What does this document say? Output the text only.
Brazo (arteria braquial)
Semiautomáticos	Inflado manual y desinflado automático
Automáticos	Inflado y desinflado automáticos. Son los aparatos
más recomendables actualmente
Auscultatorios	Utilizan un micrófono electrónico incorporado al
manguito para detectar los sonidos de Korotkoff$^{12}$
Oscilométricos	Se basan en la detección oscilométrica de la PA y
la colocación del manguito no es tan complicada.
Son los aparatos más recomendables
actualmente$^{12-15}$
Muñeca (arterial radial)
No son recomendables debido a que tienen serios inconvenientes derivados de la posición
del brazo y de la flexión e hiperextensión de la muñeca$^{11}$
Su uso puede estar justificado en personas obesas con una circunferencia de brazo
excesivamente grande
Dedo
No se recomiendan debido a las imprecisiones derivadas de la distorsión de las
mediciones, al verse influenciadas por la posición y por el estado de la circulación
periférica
· · · · ·
Aim: Each record above should be restated word for word.

The response:
What does this document say? Output the text only.
Brazo (arteria braquial)
Semiautomáticos	Inflado manual y desinflado automático
Automáticos	Inflado y desinflado automáticos. Son los aparatos
más recomendables actualmente
Auscultatorios	Utilizan un micrófono electrónico incorporado al
manguito para detectar los sonidos de Korotkoff$^{12}$
Oscilométricos	Se basan en la detección oscilométrica de la PA y
la colocación del manguito no es tan complicada.
Son los aparatos más recomendables
actualmente$^{12-15}$
Muñeca (arterial radial)
No son recomendables debido a que tienen serios inconvenientes derivados de la posición
del brazo y de la flexión e hiperextensión de la muñeca$^{11}$
Su uso puede estar justificado en personas obesas con una circunferencia de brazo
excesivamente grande
Dedo
No se recomiendan debido a las imprecisiones derivadas de la distorsión de las
mediciones, al verse influenciadas por la posición y por el estado de la circulación
periférica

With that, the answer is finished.